Data records

◇ ◇ ◇ ◇

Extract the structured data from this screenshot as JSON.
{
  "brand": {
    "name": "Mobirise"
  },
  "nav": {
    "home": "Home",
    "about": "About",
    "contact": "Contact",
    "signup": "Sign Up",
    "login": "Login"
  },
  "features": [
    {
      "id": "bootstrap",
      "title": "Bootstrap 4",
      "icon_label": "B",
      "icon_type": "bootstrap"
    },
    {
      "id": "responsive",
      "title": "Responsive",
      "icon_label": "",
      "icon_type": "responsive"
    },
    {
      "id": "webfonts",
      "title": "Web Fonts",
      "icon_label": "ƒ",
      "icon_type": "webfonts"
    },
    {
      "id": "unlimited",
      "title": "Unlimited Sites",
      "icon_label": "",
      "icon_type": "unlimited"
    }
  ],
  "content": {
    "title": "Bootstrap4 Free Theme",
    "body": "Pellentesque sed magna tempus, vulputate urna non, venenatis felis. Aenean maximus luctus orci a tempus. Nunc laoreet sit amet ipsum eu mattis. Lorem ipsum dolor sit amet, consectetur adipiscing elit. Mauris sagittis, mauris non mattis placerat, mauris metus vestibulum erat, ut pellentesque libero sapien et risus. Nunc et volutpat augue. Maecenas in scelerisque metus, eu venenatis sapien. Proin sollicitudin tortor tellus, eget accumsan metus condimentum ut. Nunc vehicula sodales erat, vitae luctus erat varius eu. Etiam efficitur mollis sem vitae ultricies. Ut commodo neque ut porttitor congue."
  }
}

◇ ◇ ◇ ◇

▶ WHAT IS BEING ASKED
Go through the records above and retype each one exactly.

▶ REPLY
Extract the structured data from this screenshot as JSON.
{
  "brand": {
    "name": "Mobirise"
  },
  "nav": {
    "home": "Home",
    "about": "About",
    "contact": "Contact",
    "signup": "Sign Up",
    "login": "Login"
  },
  "features": [
    {
      "id": "bootstrap",
      "title": "Bootstrap 4",
      "icon_label": "B",
      "icon_type": "bootstrap"
    },
    {
      "id": "responsive",
      "title": "Responsive",
      "icon_label": "",
      "icon_type": "responsive"
    },
    {
      "id": "webfonts",
      "title": "Web Fonts",
      "icon_label": "ƒ",
      "icon_type": "webfonts"
    },
    {
      "id": "unlimited",
      "title": "Unlimited Sites",
      "icon_label": "",
      "icon_type": "unlimited"
    }
  ],
  "content": {
    "title": "Bootstrap4 Free Theme",
    "body": "Pellentesque sed magna tempus, vulputate urna non, venenatis felis. Aenean maximus luctus orci a tempus. Nunc laoreet sit amet ipsum eu mattis. Lorem ipsum dolor sit amet, consectetur adipiscing elit. Mauris sagittis, mauris non mattis placerat, mauris metus vestibulum erat, ut pellentesque libero sapien et risus. Nunc et volutpat augue. Maecenas in scelerisque metus, eu venenatis sapien. Proin sollicitudin tortor tellus, eget accumsan metus condimentum ut. Nunc vehicula sodales erat, vitae luctus erat varius eu. Etiam efficitur mollis sem vitae ultricies. Ut commodo neque ut porttitor congue."
  }
}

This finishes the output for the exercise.